→ TASK DETAILS
Skip the images and copy each record exactly as written.

→ INFORMATION GIVEN
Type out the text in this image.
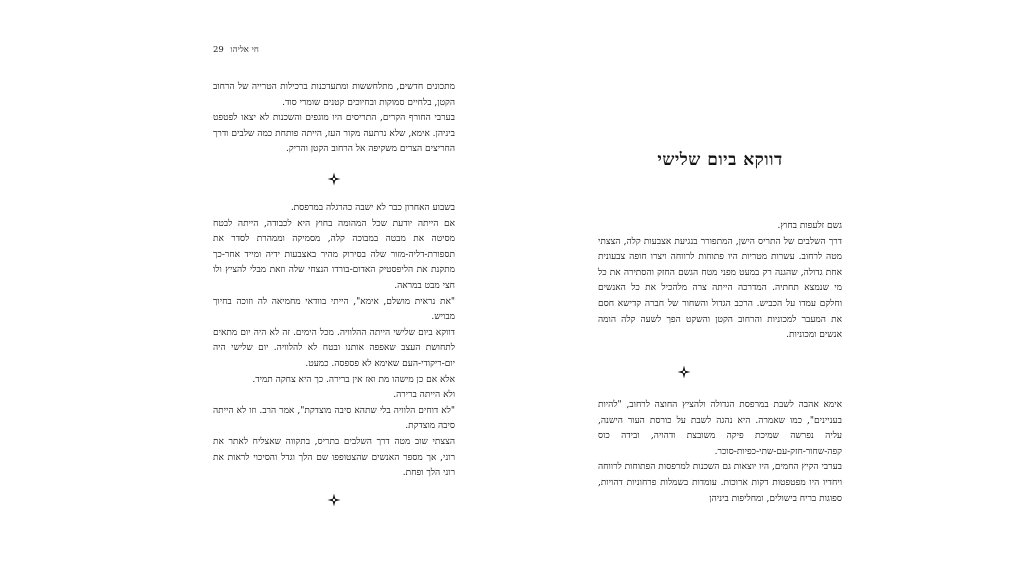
29 חי אליהו

מתכונים חדשים, מתלחששות ומתעדכנות ברכילות הטרייה של הרחוב הקטן, בלחיים סמוקות ובחיוכים קטנים שומרי סוד.

בערבי החורף הקרים, התריסים היו מוגפים והשכנות לא יצאו לפטפט ביניהן. אימא, שלא נרתעה מקור העז, הייתה פותחת כמה שלבים ודרך החריצים הצרים משקיפה אל הרחוב הקטן והריק.

בשבוע האחרון כבר לא ישבה כהרגלה במרפסת.

אם הייתה יודעת שכל המהומה בחוץ היא לכבודה, הייתה לבטח מסיטה את מבטה במבוכה קלה, מסמיקה וממהרת לסדר את תספורת-דליה-מזור שלה בסירוק מהיר באצבעות ידיה ומייד אחר-כך מתקנת את הליפסטיק האדום-בורדו הנצחי שלה וזאת מבלי להציץ ולו חצי מבט במראה.

"את נראית מושלם, אימא", הייתי בוודאי מחמיאה לה וזוכה בחיוך מבויש.

דווקא ביום שלישי הייתה ההלוויה. מכל הימים. זה לא היה יום מתאים לתחושת העצב שאפפה אותנו ובטח לא להלוויה. יום שלישי היה יום-ריקודי-העם שאימא לא פספסה. כמעט.

אלא אם כן מישהו מת ואז אין ברירה. כך היא צחקה תמיד.

ולא הייתה ברירה.

"לא דוחים הלוויה בלי שתהא סיבה מוצדקת", אמר הרב. וזו לא הייתה סיבה מוצדקת.

הצצתי שוב מטה דרך השלבים בתריס, בתקווה שאצליח לאתר את רוני, אך מספר האנשים שהצטופפו שם הלך וגדל והסיכוי לראות את רוני הלך ופחת.

דווקא ביום שלישי

גשם זלעפות בחוץ.

דרך השלבים של התריס הישן, המתפורר בנגיעת אצבעות קלה, הצצתי מטה לרחוב. עשרות מטריות היו פתוחות לרווחה ויצרו חופה צבעונית אחת גדולה, שהגנה רק במעט מפני מטח הגשם החזק והסתירה את כל מי שנמצא תחתיה. המדרכה הייתה צרה מלהכיל את כל האנשים וחלקם עמדו על הכביש. הרכב הגדול והשחור של חברה קדישא חסם את המעבר למכוניות והרחוב הקטן והשקט הפך לשעה קלה הומה אנשים ומכוניות.

אימא אהבה לשבת במרפסת הגדולה ולהציץ החוצה לרחוב, "להיות בעניינים", כמו שאמרה. היא נהגה לשבת על כורסת העור הישנה, עליה נפרשה שמיכת פיקה משובצת ודהויה, ובידה כוס קפה-שחור-חזק-עם-שתי-כפיות-סוכר.

בערבי הקיץ החמים, היו יוצאות גם השכנות למרפסות הפתוחות לרווחה ויחדיו היו מפטפטות דקות ארוכות. עומדות בשמלות פרחוניות דהויות, ספוגות בריח בישולים, ומחליפות ביניהן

→ RESULT
Type out the text in this image.
29 חי אליהו

מתכונים חדשים, מתלחששות ומתעדכנות ברכילות הטרייה של הרחוב הקטן, בלחיים סמוקות ובחיוכים קטנים שומרי סוד.

בערבי החורף הקרים, התריסים היו מוגפים והשכנות לא יצאו לפטפט ביניהן. אימא, שלא נרתעה מקור העז, הייתה פותחת כמה שלבים ודרך החריצים הצרים משקיפה אל הרחוב הקטן והריק.

בשבוע האחרון כבר לא ישבה כהרגלה במרפסת.

אם הייתה יודעת שכל המהומה בחוץ היא לכבודה, הייתה לבטח מסיטה את מבטה במבוכה קלה, מסמיקה וממהרת לסדר את תספורת-דליה-מזור שלה בסירוק מהיר באצבעות ידיה ומייד אחר-כך מתקנת את הליפסטיק האדום-בורדו הנצחי שלה וזאת מבלי להציץ ולו חצי מבט במראה.

"את נראית מושלם, אימא", הייתי בוודאי מחמיאה לה וזוכה בחיוך מבויש.

דווקא ביום שלישי הייתה ההלוויה. מכל הימים. זה לא היה יום מתאים לתחושת העצב שאפפה אותנו ובטח לא להלוויה. יום שלישי היה יום-ריקודי-העם שאימא לא פספסה. כמעט.

אלא אם כן מישהו מת ואז אין ברירה. כך היא צחקה תמיד.

ולא הייתה ברירה.

"לא דוחים הלוויה בלי שתהא סיבה מוצדקת", אמר הרב. וזו לא הייתה סיבה מוצדקת.

הצצתי שוב מטה דרך השלבים בתריס, בתקווה שאצליח לאתר את רוני, אך מספר האנשים שהצטופפו שם הלך וגדל והסיכוי לראות את רוני הלך ופחת.

דווקא ביום שלישי

גשם זלעפות בחוץ.

דרך השלבים של התריס הישן, המתפורר בנגיעת אצבעות קלה, הצצתי מטה לרחוב. עשרות מטריות היו פתוחות לרווחה ויצרו חופה צבעונית אחת גדולה, שהגנה רק במעט מפני מטח הגשם החזק והסתירה את כל מי שנמצא תחתיה. המדרכה הייתה צרה מלהכיל את כל האנשים וחלקם עמדו על הכביש. הרכב הגדול והשחור של חברה קדישא חסם את המעבר למכוניות והרחוב הקטן והשקט הפך לשעה קלה הומה אנשים ומכוניות.

אימא אהבה לשבת במרפסת הגדולה ולהציץ החוצה לרחוב, "להיות בעניינים", כמו שאמרה. היא נהגה לשבת על כורסת העור הישנה, עליה נפרשה שמיכת פיקה משובצת ודהויה, ובידה כוס קפה-שחור-חזק-עם-שתי-כפיות-סוכר.

בערבי הקיץ החמים, היו יוצאות גם השכנות למרפסות הפתוחות לרווחה ויחדיו היו מפטפטות דקות ארוכות. עומדות בשמלות פרחוניות דהויות, ספוגות בריח בישולים, ומחליפות ביניהן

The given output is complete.